-- START --

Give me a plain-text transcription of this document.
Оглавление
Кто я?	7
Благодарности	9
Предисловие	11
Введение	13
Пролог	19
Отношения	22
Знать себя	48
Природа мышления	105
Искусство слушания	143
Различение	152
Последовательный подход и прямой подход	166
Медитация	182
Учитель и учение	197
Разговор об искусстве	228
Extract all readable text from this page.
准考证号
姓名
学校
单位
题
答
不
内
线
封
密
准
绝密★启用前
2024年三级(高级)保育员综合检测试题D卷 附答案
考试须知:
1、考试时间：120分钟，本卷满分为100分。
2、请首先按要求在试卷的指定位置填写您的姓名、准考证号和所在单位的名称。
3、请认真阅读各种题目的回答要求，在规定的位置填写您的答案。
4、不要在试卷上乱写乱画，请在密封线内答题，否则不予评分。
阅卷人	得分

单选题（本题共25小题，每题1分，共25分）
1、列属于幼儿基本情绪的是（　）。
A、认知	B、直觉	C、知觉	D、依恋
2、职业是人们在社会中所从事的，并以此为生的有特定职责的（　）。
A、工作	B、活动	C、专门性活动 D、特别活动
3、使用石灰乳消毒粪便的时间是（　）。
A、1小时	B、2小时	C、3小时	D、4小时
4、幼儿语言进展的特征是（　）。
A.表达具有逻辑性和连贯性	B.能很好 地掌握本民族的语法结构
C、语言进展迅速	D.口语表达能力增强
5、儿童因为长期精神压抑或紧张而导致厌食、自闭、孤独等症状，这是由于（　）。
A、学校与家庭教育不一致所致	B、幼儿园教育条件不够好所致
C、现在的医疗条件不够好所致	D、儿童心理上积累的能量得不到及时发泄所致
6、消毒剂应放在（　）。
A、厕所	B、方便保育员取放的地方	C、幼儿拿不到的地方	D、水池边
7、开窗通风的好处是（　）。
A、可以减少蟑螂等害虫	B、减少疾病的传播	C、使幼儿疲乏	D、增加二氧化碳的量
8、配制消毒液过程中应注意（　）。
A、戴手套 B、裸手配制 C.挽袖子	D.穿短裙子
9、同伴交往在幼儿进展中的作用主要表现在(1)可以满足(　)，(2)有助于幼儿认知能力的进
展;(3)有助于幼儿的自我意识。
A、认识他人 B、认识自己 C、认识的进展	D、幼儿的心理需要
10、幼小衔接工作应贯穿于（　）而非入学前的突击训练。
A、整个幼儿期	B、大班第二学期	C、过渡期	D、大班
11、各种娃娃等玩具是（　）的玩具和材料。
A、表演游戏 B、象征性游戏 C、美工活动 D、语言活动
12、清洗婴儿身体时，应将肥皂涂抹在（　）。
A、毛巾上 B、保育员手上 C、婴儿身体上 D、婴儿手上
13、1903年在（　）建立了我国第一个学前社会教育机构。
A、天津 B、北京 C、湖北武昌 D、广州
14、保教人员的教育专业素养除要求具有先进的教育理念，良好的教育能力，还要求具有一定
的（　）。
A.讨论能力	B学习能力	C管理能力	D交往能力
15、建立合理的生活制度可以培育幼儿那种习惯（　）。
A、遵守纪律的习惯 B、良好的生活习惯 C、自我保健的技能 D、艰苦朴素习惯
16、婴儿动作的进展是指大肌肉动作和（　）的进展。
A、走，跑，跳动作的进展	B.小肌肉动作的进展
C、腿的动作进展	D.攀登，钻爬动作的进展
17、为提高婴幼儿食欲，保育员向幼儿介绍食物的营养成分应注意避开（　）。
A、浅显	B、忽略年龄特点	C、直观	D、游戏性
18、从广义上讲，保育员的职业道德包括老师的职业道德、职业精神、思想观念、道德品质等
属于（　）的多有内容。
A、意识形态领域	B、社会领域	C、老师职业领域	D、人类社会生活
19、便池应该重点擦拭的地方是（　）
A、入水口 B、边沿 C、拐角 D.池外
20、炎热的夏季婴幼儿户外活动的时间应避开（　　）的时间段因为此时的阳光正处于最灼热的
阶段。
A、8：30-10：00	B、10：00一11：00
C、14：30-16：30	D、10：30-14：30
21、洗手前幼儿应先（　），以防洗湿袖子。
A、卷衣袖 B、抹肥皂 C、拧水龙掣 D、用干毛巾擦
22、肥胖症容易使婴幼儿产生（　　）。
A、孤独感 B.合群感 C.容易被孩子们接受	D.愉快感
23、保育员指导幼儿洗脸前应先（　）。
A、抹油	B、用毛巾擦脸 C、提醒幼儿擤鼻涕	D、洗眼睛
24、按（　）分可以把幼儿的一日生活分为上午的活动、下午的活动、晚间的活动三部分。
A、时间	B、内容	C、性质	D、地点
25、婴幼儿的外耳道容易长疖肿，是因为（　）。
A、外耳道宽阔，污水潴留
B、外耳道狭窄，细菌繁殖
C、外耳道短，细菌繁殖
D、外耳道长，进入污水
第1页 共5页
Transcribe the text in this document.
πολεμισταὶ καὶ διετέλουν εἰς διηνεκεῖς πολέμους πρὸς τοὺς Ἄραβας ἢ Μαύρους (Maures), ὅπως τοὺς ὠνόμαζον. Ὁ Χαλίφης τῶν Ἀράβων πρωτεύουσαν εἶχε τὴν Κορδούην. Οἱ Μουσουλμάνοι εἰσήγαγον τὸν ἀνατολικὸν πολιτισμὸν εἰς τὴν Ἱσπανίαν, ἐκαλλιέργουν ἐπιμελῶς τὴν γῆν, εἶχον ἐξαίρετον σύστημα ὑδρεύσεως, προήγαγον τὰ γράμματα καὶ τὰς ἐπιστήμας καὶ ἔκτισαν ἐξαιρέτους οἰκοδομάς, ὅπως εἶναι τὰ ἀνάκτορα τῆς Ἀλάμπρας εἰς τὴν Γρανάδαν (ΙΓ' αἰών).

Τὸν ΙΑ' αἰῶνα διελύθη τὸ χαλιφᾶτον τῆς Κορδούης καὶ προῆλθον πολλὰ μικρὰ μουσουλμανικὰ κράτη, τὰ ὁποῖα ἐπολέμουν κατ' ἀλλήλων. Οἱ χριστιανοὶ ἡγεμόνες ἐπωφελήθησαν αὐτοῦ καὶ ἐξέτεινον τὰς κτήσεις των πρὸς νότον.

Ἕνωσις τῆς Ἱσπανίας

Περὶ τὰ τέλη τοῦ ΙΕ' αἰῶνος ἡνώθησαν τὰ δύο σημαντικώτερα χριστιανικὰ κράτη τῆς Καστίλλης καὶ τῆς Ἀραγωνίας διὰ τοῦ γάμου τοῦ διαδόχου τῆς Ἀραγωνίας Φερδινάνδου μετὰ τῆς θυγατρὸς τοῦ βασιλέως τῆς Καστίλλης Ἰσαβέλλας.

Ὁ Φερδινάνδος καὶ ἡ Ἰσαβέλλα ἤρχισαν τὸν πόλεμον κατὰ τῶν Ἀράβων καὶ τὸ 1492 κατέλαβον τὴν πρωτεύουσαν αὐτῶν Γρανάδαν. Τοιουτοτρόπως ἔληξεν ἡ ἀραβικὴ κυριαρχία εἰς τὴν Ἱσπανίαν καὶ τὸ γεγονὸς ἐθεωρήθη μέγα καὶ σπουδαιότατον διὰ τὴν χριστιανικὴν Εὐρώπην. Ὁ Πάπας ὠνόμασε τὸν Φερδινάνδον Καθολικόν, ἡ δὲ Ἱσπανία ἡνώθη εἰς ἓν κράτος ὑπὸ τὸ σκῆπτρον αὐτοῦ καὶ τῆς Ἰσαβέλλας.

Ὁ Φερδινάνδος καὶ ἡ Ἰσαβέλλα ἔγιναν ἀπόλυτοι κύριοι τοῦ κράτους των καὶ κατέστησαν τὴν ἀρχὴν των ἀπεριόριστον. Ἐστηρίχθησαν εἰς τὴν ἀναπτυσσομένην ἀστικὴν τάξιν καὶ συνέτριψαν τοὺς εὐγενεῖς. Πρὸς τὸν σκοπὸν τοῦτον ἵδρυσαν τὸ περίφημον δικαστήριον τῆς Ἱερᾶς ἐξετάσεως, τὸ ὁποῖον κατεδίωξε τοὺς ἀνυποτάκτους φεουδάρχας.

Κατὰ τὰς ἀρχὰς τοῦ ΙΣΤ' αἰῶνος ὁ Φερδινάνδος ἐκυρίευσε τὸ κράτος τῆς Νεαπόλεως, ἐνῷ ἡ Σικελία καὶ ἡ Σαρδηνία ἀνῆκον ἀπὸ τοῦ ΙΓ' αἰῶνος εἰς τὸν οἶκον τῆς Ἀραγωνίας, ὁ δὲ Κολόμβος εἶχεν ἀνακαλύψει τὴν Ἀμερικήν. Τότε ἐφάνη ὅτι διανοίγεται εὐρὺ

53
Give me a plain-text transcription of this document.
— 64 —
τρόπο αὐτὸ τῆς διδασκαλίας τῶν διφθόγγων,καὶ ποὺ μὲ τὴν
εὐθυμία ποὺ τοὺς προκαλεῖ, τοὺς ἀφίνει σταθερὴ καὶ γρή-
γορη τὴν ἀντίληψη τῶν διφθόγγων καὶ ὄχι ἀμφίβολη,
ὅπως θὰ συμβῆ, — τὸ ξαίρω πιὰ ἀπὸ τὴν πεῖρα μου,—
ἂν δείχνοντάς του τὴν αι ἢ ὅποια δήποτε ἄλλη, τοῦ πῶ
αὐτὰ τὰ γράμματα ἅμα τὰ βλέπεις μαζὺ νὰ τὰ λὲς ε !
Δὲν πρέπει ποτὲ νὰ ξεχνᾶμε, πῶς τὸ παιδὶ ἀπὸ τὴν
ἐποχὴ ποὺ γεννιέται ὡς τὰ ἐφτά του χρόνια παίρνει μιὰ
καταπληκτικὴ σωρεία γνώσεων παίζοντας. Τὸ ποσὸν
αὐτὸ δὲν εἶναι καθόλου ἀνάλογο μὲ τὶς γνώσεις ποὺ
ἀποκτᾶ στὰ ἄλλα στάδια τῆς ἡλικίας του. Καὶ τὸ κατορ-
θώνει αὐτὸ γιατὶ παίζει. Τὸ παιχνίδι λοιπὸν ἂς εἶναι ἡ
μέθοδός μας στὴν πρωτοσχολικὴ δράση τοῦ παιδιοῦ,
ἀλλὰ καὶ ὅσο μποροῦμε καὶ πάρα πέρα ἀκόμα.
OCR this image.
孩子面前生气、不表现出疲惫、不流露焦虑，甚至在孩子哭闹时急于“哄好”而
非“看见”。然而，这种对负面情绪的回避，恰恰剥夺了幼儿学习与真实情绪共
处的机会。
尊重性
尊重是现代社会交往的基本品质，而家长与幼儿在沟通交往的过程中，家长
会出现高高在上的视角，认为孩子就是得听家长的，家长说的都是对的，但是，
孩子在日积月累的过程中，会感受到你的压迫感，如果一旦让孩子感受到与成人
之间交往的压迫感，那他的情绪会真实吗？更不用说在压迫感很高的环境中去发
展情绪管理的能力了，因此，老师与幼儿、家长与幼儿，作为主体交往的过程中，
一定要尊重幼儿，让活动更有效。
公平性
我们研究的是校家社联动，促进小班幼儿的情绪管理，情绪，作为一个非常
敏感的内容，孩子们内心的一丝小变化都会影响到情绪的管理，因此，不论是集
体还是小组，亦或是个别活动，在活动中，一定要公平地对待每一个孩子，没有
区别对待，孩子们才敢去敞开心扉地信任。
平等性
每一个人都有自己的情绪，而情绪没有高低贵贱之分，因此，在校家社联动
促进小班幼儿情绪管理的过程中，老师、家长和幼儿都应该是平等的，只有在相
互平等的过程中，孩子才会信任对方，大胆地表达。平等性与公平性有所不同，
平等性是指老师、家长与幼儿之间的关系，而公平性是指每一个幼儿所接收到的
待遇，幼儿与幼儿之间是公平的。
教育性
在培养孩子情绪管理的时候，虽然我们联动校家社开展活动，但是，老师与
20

-- END --

YOUR TASK – Your answer should be one number: the count of lines in the data above that include the word "Ἀραγωνίας".

RESULT OF THIS TASK – 2